**Given problem:** Check every line for the word "Marjane" and state how many lines have it. Reply with the number alone.

+===+

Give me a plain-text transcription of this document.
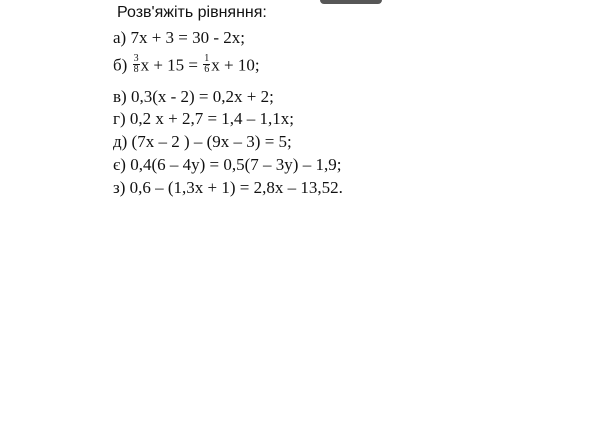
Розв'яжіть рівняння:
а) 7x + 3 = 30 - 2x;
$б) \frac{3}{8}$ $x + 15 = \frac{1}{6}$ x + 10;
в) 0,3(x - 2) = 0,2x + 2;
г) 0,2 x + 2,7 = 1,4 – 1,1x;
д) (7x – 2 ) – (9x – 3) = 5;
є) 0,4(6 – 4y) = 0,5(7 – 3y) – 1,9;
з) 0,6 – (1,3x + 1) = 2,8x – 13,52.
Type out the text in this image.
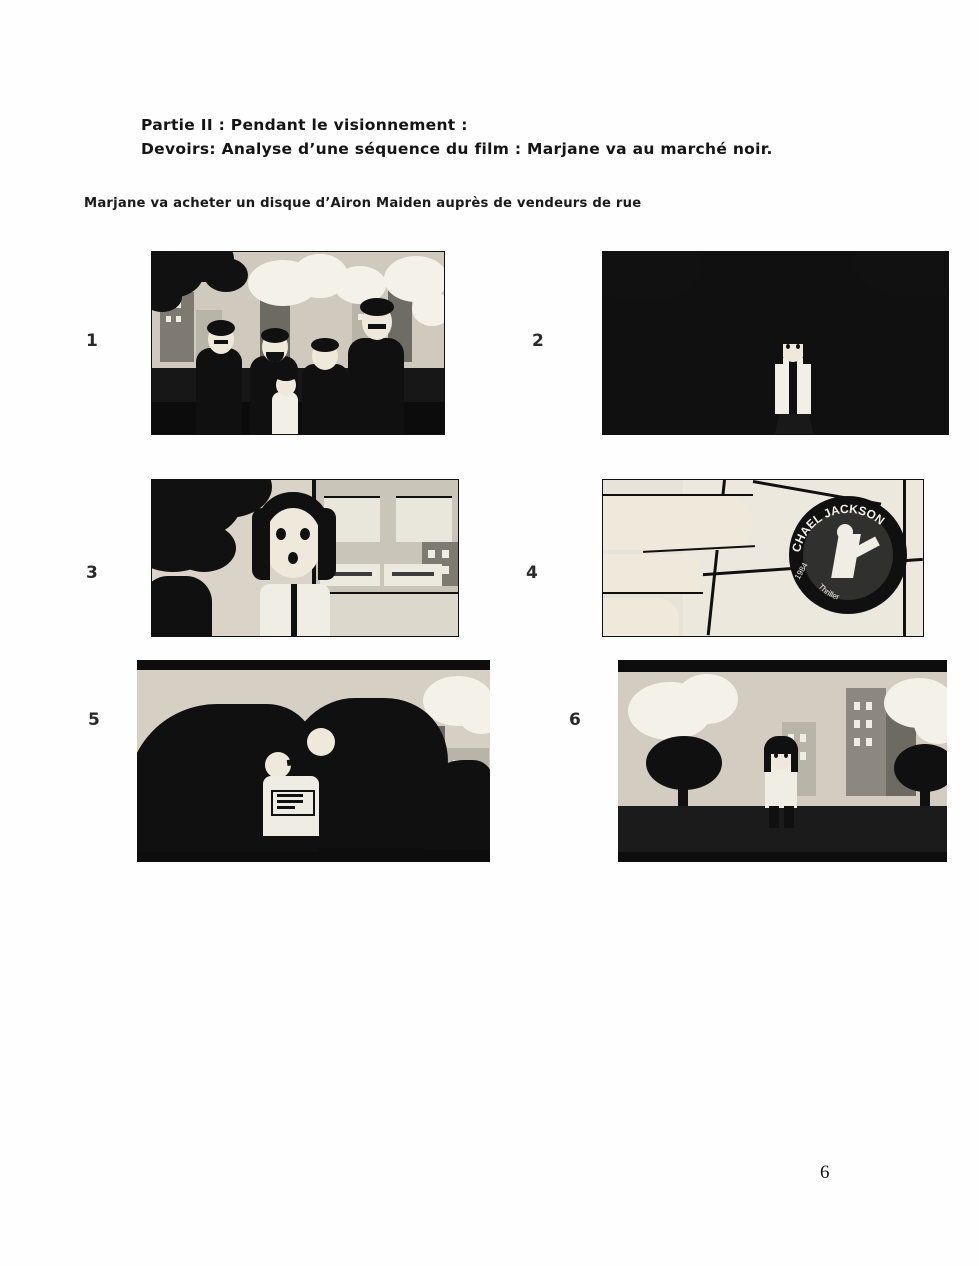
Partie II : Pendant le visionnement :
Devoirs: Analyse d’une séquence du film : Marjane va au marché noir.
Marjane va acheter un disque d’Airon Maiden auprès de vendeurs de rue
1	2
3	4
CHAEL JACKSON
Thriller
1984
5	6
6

+===+

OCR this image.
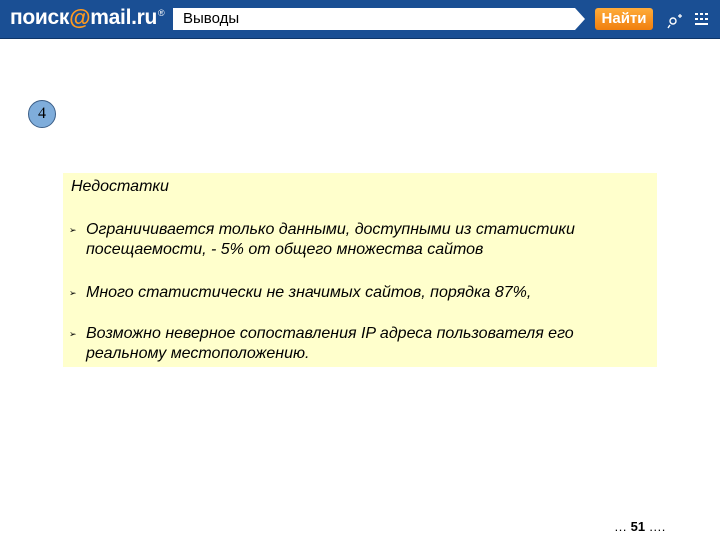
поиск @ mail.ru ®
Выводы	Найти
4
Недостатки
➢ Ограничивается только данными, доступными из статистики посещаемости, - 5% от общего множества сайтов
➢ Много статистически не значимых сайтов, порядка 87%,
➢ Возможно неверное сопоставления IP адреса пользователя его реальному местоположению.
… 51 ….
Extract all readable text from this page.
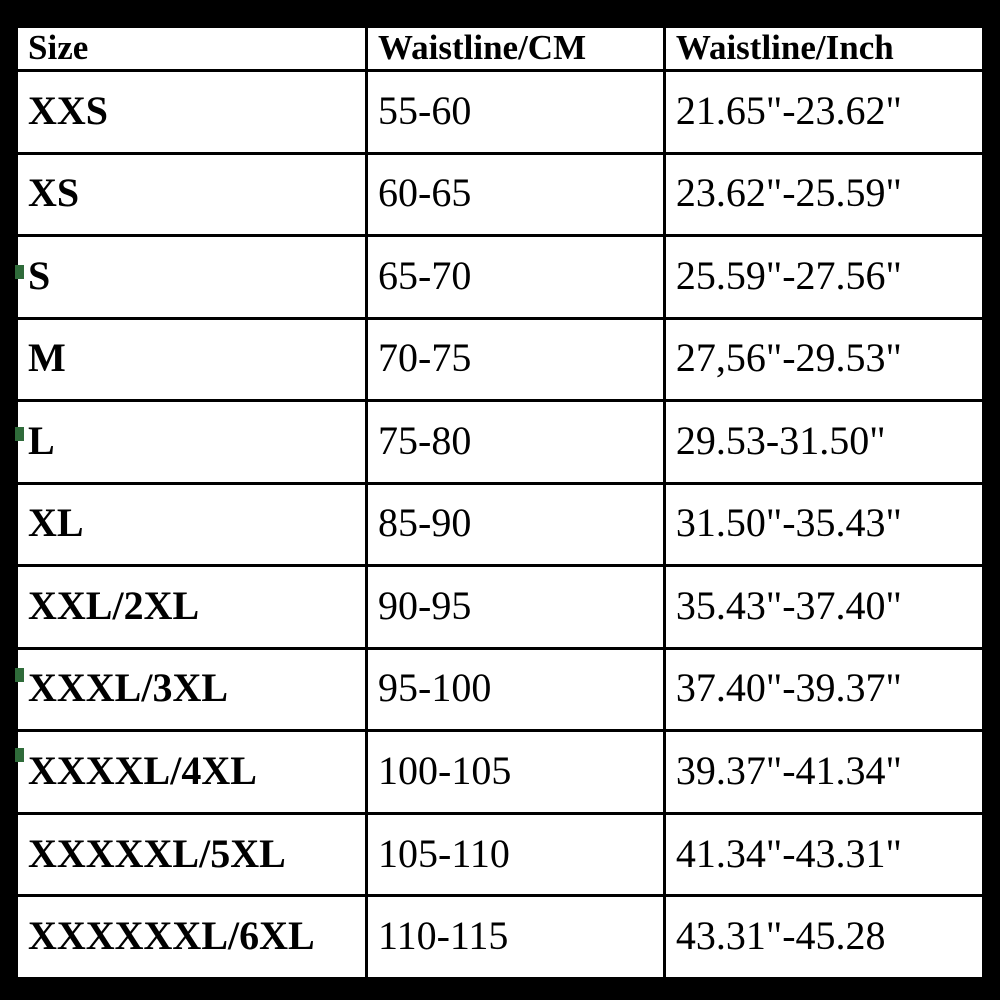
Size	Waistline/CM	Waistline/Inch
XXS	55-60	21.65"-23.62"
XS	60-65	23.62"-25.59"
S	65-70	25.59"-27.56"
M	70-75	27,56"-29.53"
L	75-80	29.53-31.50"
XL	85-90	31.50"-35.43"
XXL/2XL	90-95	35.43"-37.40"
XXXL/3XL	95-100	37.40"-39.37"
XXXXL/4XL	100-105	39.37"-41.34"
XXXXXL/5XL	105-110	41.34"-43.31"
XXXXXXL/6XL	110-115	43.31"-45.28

+===+

**Full answer:** 2